▶ Work to do: Search the data for the word "治安等重大突发性事故处理工作". Reproduce every line where it is found.

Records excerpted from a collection
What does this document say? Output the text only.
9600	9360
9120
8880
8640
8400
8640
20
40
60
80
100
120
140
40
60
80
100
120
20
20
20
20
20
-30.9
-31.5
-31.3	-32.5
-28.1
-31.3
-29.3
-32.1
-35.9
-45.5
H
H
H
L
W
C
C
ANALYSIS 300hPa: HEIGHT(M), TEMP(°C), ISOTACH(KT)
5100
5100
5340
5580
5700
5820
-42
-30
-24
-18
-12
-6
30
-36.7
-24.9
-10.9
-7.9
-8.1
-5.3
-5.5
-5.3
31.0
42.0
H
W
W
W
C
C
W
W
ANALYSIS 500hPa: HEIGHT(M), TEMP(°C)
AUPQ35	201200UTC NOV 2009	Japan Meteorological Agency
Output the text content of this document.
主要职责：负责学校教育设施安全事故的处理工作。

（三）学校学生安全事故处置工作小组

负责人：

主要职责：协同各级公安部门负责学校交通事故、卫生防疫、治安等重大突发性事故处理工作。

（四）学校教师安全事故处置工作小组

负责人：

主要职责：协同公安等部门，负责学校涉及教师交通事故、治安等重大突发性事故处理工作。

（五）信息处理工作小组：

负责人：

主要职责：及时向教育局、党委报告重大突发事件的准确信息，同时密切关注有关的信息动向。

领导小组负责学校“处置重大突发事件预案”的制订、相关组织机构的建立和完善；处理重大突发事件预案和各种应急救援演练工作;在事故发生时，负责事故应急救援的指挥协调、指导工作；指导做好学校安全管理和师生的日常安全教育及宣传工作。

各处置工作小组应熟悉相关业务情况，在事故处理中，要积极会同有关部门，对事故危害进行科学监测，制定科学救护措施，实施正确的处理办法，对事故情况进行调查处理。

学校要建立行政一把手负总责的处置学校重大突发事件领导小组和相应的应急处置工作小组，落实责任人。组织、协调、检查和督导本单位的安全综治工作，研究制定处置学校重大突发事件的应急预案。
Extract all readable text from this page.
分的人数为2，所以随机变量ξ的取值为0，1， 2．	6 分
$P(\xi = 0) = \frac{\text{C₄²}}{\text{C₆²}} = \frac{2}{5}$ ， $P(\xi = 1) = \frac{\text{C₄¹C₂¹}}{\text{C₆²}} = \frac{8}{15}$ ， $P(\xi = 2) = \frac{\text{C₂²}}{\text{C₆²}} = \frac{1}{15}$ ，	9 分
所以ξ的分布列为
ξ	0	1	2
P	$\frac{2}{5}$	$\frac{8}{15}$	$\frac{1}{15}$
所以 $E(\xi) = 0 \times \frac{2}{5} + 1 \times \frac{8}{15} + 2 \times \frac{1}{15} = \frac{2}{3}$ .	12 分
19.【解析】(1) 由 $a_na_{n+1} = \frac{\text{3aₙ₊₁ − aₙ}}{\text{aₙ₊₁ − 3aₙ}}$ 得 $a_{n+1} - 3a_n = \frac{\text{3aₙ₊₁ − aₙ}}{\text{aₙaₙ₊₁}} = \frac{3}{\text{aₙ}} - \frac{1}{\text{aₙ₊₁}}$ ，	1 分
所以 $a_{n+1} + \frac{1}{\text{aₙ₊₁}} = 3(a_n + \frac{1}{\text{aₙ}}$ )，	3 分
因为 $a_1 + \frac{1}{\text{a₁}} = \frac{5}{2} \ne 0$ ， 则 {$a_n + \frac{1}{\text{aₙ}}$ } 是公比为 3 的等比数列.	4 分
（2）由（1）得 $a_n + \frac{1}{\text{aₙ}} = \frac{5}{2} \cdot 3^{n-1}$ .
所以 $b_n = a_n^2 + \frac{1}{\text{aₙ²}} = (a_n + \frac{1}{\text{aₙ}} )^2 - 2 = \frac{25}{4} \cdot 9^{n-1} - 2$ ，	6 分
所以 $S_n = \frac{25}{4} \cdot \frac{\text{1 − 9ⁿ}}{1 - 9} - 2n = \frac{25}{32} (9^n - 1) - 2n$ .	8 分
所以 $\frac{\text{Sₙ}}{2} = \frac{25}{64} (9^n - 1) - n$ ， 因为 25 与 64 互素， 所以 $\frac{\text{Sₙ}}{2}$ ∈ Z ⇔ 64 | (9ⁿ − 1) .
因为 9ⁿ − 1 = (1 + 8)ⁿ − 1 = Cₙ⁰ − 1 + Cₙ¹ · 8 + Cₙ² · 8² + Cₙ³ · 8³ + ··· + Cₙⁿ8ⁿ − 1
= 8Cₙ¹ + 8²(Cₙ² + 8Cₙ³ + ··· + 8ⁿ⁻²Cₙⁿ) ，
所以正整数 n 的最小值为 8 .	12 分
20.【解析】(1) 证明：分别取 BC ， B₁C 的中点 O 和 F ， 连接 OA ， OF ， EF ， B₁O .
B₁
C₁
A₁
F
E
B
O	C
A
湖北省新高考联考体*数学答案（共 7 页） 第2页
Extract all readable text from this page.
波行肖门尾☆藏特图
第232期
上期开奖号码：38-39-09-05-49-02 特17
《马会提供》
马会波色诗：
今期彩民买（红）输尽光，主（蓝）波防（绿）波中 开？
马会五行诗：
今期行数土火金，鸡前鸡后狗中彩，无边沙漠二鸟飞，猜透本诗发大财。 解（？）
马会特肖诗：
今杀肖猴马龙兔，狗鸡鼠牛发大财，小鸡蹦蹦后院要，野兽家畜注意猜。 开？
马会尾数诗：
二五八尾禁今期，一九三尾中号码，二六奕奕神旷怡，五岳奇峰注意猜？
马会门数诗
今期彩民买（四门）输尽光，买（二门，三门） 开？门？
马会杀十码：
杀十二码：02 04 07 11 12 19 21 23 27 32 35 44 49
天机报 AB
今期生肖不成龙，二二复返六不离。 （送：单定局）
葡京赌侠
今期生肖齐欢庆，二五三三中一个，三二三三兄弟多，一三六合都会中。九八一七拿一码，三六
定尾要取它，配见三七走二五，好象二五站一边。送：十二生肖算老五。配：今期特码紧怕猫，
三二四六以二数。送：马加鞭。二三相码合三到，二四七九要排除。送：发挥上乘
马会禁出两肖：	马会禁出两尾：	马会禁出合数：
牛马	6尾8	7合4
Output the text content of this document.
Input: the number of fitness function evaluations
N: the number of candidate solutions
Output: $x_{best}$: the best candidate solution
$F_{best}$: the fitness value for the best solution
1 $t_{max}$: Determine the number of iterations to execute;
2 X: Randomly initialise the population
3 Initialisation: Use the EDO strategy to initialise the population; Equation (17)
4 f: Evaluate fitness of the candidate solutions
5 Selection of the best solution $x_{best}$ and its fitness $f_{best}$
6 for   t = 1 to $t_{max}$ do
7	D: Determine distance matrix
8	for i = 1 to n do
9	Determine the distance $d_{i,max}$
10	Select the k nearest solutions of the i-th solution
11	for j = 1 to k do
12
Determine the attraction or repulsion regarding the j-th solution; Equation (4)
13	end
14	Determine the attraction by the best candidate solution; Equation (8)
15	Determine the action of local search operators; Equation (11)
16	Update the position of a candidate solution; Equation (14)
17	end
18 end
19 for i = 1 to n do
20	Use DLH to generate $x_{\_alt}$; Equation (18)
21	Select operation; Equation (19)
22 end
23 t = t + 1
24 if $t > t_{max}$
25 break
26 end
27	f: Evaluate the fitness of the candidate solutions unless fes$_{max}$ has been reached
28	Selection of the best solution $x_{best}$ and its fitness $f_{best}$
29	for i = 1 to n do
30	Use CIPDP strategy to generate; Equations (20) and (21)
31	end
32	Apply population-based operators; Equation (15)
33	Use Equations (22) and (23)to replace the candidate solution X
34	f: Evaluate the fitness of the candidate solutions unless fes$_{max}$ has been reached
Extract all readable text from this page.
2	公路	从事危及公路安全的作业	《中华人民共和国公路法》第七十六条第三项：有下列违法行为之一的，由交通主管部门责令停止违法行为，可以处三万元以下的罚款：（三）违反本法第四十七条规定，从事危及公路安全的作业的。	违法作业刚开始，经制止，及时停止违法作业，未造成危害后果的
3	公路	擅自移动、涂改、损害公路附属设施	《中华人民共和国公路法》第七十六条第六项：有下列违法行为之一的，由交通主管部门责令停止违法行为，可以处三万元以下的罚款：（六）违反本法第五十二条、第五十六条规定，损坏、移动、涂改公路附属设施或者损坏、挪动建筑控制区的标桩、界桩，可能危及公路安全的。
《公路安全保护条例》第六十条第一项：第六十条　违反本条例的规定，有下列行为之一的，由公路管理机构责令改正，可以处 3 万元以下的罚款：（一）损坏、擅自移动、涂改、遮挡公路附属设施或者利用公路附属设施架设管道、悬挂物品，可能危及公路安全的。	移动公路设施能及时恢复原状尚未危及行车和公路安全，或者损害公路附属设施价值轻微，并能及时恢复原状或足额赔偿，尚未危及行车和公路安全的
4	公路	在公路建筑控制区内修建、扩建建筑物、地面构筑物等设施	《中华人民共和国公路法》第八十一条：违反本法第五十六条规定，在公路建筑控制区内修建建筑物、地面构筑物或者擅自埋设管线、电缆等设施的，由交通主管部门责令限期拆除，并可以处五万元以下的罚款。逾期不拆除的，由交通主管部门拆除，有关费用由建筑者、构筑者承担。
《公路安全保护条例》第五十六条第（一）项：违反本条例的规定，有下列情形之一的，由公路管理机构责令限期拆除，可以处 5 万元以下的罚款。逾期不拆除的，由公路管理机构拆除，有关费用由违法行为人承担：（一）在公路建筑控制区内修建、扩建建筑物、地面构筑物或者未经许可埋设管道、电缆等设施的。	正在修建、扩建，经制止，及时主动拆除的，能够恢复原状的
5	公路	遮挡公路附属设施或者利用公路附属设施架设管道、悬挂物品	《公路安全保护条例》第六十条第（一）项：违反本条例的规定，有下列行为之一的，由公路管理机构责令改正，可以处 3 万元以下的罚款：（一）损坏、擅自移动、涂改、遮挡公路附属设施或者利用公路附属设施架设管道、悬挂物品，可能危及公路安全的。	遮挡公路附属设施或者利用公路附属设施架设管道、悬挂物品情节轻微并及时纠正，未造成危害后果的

▶ Answer for this exercise:
主要职责：协同各级公安部门负责学校交通事故、卫生防疫、治安等重大突发性事故处理工作。
主要职责：协同公安等部门，负责学校涉及教师交通事故、治安等重大突发性事故处理工作。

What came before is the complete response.